[Prompt]: Copy out each line of the material in which the word "отношению" appears.

[Material provided]:
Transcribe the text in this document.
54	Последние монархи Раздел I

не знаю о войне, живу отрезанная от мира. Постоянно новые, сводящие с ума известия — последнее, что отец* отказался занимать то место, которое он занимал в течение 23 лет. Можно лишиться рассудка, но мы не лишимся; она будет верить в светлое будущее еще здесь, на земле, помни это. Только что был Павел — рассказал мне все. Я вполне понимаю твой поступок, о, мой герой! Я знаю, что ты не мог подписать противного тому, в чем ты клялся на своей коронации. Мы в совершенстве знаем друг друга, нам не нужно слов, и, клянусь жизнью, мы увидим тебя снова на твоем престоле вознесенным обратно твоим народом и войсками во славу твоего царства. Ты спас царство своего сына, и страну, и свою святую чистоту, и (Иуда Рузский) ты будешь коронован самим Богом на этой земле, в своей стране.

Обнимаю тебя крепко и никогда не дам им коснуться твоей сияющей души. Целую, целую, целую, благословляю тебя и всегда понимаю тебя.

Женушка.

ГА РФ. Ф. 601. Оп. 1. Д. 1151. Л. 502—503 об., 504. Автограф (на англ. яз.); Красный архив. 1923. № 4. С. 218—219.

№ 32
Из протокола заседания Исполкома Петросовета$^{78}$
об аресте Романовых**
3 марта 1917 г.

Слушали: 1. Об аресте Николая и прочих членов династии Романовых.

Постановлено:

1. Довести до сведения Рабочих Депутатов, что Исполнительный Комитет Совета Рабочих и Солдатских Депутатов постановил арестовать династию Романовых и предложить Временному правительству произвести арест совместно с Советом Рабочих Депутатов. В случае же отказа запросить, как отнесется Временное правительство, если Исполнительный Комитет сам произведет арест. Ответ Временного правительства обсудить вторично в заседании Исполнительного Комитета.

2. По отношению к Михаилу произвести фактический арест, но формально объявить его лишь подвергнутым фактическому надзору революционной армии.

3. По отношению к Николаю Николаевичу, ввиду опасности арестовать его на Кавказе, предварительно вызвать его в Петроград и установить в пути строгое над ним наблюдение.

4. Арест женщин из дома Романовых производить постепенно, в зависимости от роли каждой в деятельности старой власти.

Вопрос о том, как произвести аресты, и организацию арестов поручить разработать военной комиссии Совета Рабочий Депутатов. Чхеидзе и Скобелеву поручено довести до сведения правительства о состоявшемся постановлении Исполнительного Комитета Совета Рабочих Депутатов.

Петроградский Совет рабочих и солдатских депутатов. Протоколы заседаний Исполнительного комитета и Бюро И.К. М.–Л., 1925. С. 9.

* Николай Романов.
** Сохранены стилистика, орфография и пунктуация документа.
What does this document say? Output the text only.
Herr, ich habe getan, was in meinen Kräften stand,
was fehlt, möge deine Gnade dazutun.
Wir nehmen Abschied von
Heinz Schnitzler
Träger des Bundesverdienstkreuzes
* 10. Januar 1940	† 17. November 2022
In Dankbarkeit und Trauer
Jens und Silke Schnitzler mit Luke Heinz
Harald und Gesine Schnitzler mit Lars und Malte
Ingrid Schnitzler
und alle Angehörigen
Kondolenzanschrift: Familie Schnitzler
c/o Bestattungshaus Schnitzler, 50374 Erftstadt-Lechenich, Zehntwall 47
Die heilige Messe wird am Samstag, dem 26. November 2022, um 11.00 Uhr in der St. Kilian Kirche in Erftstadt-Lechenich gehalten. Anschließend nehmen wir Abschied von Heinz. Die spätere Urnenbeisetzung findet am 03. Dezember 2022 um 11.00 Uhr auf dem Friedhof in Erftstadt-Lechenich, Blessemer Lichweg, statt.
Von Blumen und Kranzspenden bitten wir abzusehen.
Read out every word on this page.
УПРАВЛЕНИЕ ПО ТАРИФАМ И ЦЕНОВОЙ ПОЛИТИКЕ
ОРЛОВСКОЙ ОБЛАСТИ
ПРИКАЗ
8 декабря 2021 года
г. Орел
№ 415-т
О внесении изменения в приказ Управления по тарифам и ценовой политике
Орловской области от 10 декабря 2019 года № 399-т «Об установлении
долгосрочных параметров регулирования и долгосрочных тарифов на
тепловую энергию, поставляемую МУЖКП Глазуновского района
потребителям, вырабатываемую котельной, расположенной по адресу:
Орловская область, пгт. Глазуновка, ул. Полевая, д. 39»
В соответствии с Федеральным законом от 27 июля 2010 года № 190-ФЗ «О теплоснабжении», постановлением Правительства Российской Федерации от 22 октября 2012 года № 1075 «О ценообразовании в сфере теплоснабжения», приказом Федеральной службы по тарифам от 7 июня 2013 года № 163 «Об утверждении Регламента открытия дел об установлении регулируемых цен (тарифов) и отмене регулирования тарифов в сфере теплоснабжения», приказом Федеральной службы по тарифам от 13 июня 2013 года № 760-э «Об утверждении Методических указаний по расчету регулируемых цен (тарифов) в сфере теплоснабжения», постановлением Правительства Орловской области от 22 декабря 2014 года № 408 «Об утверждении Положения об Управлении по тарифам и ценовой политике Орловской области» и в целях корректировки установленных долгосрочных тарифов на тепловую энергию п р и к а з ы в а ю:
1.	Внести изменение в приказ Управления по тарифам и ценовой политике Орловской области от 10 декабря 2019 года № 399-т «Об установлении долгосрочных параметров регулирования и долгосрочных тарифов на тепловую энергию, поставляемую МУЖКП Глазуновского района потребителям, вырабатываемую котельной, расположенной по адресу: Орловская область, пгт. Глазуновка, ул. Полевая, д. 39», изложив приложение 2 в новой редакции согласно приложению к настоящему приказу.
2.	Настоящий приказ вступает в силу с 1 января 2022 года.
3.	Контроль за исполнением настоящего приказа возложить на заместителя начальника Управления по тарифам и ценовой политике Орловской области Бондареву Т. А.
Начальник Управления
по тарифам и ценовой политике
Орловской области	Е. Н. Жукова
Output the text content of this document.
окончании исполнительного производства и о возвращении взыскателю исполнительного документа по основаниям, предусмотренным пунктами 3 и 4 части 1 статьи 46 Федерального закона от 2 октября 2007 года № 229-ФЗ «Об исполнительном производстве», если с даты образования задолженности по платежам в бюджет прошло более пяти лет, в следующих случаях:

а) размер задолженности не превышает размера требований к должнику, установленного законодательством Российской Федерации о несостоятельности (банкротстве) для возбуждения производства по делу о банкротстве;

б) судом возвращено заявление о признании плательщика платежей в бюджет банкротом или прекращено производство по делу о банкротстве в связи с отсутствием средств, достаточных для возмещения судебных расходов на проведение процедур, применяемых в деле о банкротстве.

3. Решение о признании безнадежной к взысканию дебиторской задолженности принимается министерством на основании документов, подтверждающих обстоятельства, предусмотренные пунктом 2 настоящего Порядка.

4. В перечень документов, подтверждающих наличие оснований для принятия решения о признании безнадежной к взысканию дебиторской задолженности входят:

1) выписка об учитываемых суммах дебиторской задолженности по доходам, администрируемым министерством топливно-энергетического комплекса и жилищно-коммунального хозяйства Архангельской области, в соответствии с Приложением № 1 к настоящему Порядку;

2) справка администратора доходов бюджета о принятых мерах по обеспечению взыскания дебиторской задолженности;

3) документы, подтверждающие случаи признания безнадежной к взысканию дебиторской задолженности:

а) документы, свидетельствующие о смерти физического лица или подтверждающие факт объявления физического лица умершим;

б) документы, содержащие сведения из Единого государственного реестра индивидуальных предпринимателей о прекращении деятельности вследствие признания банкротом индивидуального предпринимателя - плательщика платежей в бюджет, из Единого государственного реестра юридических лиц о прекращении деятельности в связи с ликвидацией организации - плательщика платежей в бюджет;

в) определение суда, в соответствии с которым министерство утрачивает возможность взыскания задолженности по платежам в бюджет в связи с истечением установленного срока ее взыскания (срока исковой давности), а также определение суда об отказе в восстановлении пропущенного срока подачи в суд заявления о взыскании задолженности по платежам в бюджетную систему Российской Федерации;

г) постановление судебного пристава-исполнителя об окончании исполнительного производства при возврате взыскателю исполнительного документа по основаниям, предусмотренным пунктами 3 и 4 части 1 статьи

[Complete response]:
2. По отношению к Михаилу произвести фактический арест, но формально объявить его лишь подвергнутым фактическому надзору революционной армии.
3. По отношению к Николаю Николаевичу, ввиду опасности арестовать его на Кавказе, предварительно вызвать его в Петроград и установить в пути строгое над ним наблюдение.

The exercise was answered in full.